• Task:
Copy out every line of the listing below without changing anything, and leave out the picture.

• Information supplied:
____________
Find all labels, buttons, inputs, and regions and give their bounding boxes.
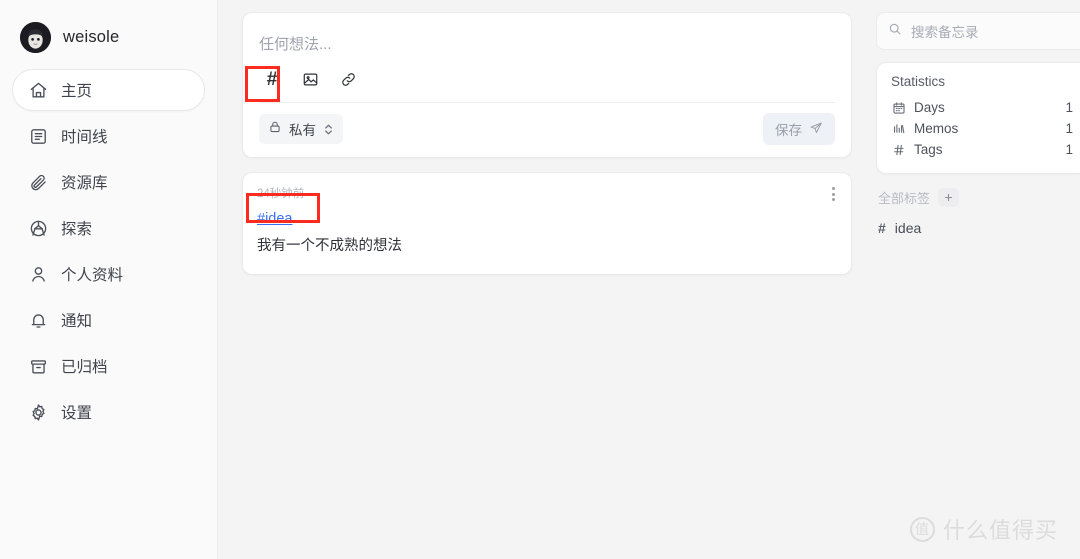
stat-label: Memos: [914, 121, 959, 136]
sidebar-item-home[interactable]: 主页: [12, 69, 205, 111]
stat-value: 1: [1065, 121, 1073, 136]
save-button-label: 保存: [775, 123, 802, 138]
home-icon: [28, 80, 48, 100]
hash-tag-icon[interactable]: #: [259, 66, 285, 92]
stat-row-memos[interactable]: Memos 1: [891, 118, 1073, 139]
search-placeholder: 搜索备忘录: [911, 25, 979, 40]
statistics-title: Statistics: [891, 74, 946, 89]
watermark-text: 什么值得买: [942, 518, 1058, 543]
right-sidebar: 搜索备忘录 Statistics Days 1 Memos 1 Tags 1 全…: [876, 0, 1080, 559]
tags-header-label: 全部标签: [878, 191, 931, 206]
sidebar-item-timeline[interactable]: 时间线: [12, 115, 205, 157]
archive-icon: [28, 356, 48, 376]
editor-divider: [259, 102, 835, 103]
hash-icon: #: [878, 220, 886, 236]
bell-icon: [28, 310, 48, 330]
visibility-selector[interactable]: 私有: [259, 114, 343, 144]
link-icon[interactable]: [335, 66, 361, 92]
send-plane-icon: [809, 121, 823, 138]
watermark: 值 什么值得买: [909, 513, 1058, 545]
sidebar-item-settings[interactable]: 设置: [12, 391, 205, 433]
hash-glyph: #: [266, 68, 278, 90]
lock-icon: [268, 120, 282, 139]
image-icon[interactable]: [297, 66, 323, 92]
chevron-updown-icon: [323, 122, 334, 137]
more-vertical-icon[interactable]: [830, 185, 837, 203]
stat-row-tags[interactable]: Tags 1: [891, 139, 1073, 160]
statistics-panel: Statistics Days 1 Memos 1 Tags 1: [876, 62, 1080, 174]
main-content: 任何想法... # 私有 保存 24秒钟前 #idea 我有一个不成熟的想法: [218, 0, 876, 559]
search-input[interactable]: 搜索备忘录: [876, 12, 1080, 50]
plus-icon[interactable]: [938, 188, 960, 207]
dot: [832, 192, 835, 196]
user-name: weisole: [63, 28, 120, 46]
stat-label: Days: [914, 100, 945, 115]
watermark-badge: 值: [909, 516, 935, 542]
sidebar-item-archived[interactable]: 已归档: [12, 345, 205, 387]
hash-icon: [891, 142, 906, 157]
avatar[interactable]: [20, 22, 51, 53]
sidebar-item-notifications[interactable]: 通知: [12, 299, 205, 341]
sidebar-item-explore[interactable]: 探索: [12, 207, 205, 249]
stat-label: Tags: [914, 142, 943, 157]
stat-row-days[interactable]: Days 1: [891, 97, 1073, 118]
memo-card[interactable]: 24秒钟前 #idea 我有一个不成熟的想法: [242, 172, 852, 276]
sidebar-item-label: 个人资料: [61, 267, 124, 284]
timeline-icon: [28, 126, 48, 146]
tags-header: 全部标签: [876, 188, 1080, 215]
gear-icon: [28, 402, 48, 422]
visibility-label: 私有: [289, 123, 316, 138]
memo-body: 我有一个不成熟的想法: [257, 238, 402, 254]
user-avatar-image: [20, 22, 51, 53]
sidebar-item-label: 探索: [61, 221, 93, 238]
memo-editor: 任何想法... # 私有 保存: [242, 12, 852, 158]
paperclip-icon: [28, 172, 48, 192]
editor-footer: 私有 保存: [257, 113, 837, 147]
dot: [832, 198, 835, 201]
user-profile-row[interactable]: weisole: [12, 18, 205, 53]
save-button[interactable]: 保存: [763, 113, 835, 145]
app-root: weisole 主页 时间线 资源库 探索 个人资料 通知 已归档 设置 任何想…: [0, 0, 1080, 559]
memo-timestamp: 24秒钟前: [257, 188, 305, 200]
globe-icon: [28, 218, 48, 238]
sidebar-item-label: 时间线: [61, 129, 108, 146]
stat-value: 1: [1065, 100, 1073, 115]
sidebar-item-label: 通知: [61, 313, 93, 330]
bar-chart-icon: [891, 121, 906, 136]
sidebar-item-label: 设置: [61, 405, 93, 422]
dot: [832, 187, 835, 190]
tag-label: idea: [894, 220, 922, 236]
sidebar-item-profile[interactable]: 个人资料: [12, 253, 205, 295]
search-icon: [888, 22, 902, 41]
sidebar-item-label: 主页: [61, 83, 93, 100]
memo-editor-input[interactable]: 任何想法...: [257, 27, 837, 64]
left-sidebar: weisole 主页 时间线 资源库 探索 个人资料 通知 已归档 设置: [0, 0, 218, 559]
memo-tag-link[interactable]: #idea: [257, 211, 292, 227]
editor-toolbar: #: [257, 64, 837, 102]
calendar-icon: [891, 100, 906, 115]
sidebar-nav: 主页 时间线 资源库 探索 个人资料 通知 已归档 设置: [12, 69, 205, 433]
stat-value: 1: [1065, 142, 1073, 157]
sidebar-item-resources[interactable]: 资源库: [12, 161, 205, 203]
tag-item-idea[interactable]: # idea: [876, 215, 1080, 241]
sidebar-item-label: 资源库: [61, 175, 108, 192]
sidebar-item-label: 已归档: [61, 359, 108, 376]
person-icon: [28, 264, 48, 284]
____________
• Exercise result:
Find all labels, buttons, inputs, and regions and give their bounding boxes.
stat-label: Memos: [914, 121, 959, 136]
sidebar-item-home[interactable]: 主页: [12, 69, 205, 111]
stat-value: 1: [1065, 121, 1073, 136]
save-button-label: 保存: [775, 123, 802, 138]
home-icon: [28, 80, 48, 100]
hash-tag-icon[interactable]: #: [259, 66, 285, 92]
stat-row-memos[interactable]: Memos 1: [891, 118, 1073, 139]
search-placeholder: 搜索备忘录: [911, 25, 979, 40]
statistics-title: Statistics: [891, 74, 946, 89]
watermark-text: 什么值得买: [942, 518, 1058, 543]
right-sidebar: 搜索备忘录 Statistics Days 1 Memos 1 Tags 1 全…: [876, 0, 1080, 559]
tags-header-label: 全部标签: [878, 191, 931, 206]
sidebar-item-timeline[interactable]: 时间线: [12, 115, 205, 157]
archive-icon: [28, 356, 48, 376]
editor-divider: [259, 102, 835, 103]
hash-icon: #: [878, 220, 886, 236]
bell-icon: [28, 310, 48, 330]
visibility-selector[interactable]: 私有: [259, 114, 343, 144]
link-icon[interactable]: [335, 66, 361, 92]
send-plane-icon: [809, 121, 823, 138]
watermark: 值 什么值得买: [909, 513, 1058, 545]
sidebar-item-settings[interactable]: 设置: [12, 391, 205, 433]
hash-glyph: #: [266, 68, 278, 90]
lock-icon: [268, 120, 282, 139]
image-icon[interactable]: [297, 66, 323, 92]
chevron-updown-icon: [323, 122, 334, 137]
more-vertical-icon[interactable]: [830, 185, 837, 203]
stat-row-tags[interactable]: Tags 1: [891, 139, 1073, 160]
statistics-panel: Statistics Days 1 Memos 1 Tags 1: [876, 62, 1080, 174]
main-content: 任何想法... # 私有 保存 24秒钟前 #idea 我有一个不成熟的想法: [218, 0, 876, 559]
search-input[interactable]: 搜索备忘录: [876, 12, 1080, 50]
plus-icon[interactable]: [938, 188, 960, 207]
dot: [832, 192, 835, 196]
user-name: weisole: [63, 28, 120, 46]
stat-label: Days: [914, 100, 945, 115]
watermark-badge: 值: [909, 516, 935, 542]
sidebar-item-archived[interactable]: 已归档: [12, 345, 205, 387]
hash-icon: [891, 142, 906, 157]
avatar[interactable]: [20, 22, 51, 53]
sidebar-item-notifications[interactable]: 通知: [12, 299, 205, 341]
sidebar-item-explore[interactable]: 探索: [12, 207, 205, 249]
stat-label: Tags: [914, 142, 943, 157]
stat-row-days[interactable]: Days 1: [891, 97, 1073, 118]
memo-card[interactable]: 24秒钟前 #idea 我有一个不成熟的想法: [242, 172, 852, 276]
sidebar-item-label: 个人资料: [61, 267, 124, 284]
timeline-icon: [28, 126, 48, 146]
tags-header: 全部标签: [876, 188, 1080, 215]
gear-icon: [28, 402, 48, 422]
visibility-label: 私有: [289, 123, 316, 138]
memo-body: 我有一个不成熟的想法: [257, 238, 402, 254]
user-avatar-image: [20, 22, 51, 53]
sidebar-item-label: 探索: [61, 221, 93, 238]
memo-editor: 任何想法... # 私有 保存: [242, 12, 852, 158]
paperclip-icon: [28, 172, 48, 192]
editor-footer: 私有 保存: [257, 113, 837, 147]
dot: [832, 198, 835, 201]
user-profile-row[interactable]: weisole: [12, 18, 205, 53]
save-button[interactable]: 保存: [763, 113, 835, 145]
app-root: weisole 主页 时间线 资源库 探索 个人资料 通知 已归档 设置 任何想…: [0, 0, 1080, 559]
memo-timestamp: 24秒钟前: [257, 188, 305, 200]
globe-icon: [28, 218, 48, 238]
sidebar-item-label: 时间线: [61, 129, 108, 146]
stat-value: 1: [1065, 100, 1073, 115]
sidebar-item-label: 通知: [61, 313, 93, 330]
bar-chart-icon: [891, 121, 906, 136]
sidebar-item-label: 设置: [61, 405, 93, 422]
dot: [832, 187, 835, 190]
tag-label: idea: [894, 220, 922, 236]
sidebar-item-profile[interactable]: 个人资料: [12, 253, 205, 295]
search-icon: [888, 22, 902, 41]
sidebar-item-label: 主页: [61, 83, 93, 100]
memo-editor-input[interactable]: 任何想法...: [257, 27, 837, 64]
left-sidebar: weisole 主页 时间线 资源库 探索 个人资料 通知 已归档 设置: [0, 0, 218, 559]
memo-tag-link[interactable]: #idea: [257, 211, 292, 227]
editor-toolbar: #: [257, 64, 837, 102]
calendar-icon: [891, 100, 906, 115]
sidebar-nav: 主页 时间线 资源库 探索 个人资料 通知 已归档 设置: [12, 69, 205, 433]
stat-value: 1: [1065, 142, 1073, 157]
sidebar-item-resources[interactable]: 资源库: [12, 161, 205, 203]
tag-item-idea[interactable]: # idea: [876, 215, 1080, 241]
sidebar-item-label: 资源库: [61, 175, 108, 192]
sidebar-item-label: 已归档: [61, 359, 108, 376]
person-icon: [28, 264, 48, 284]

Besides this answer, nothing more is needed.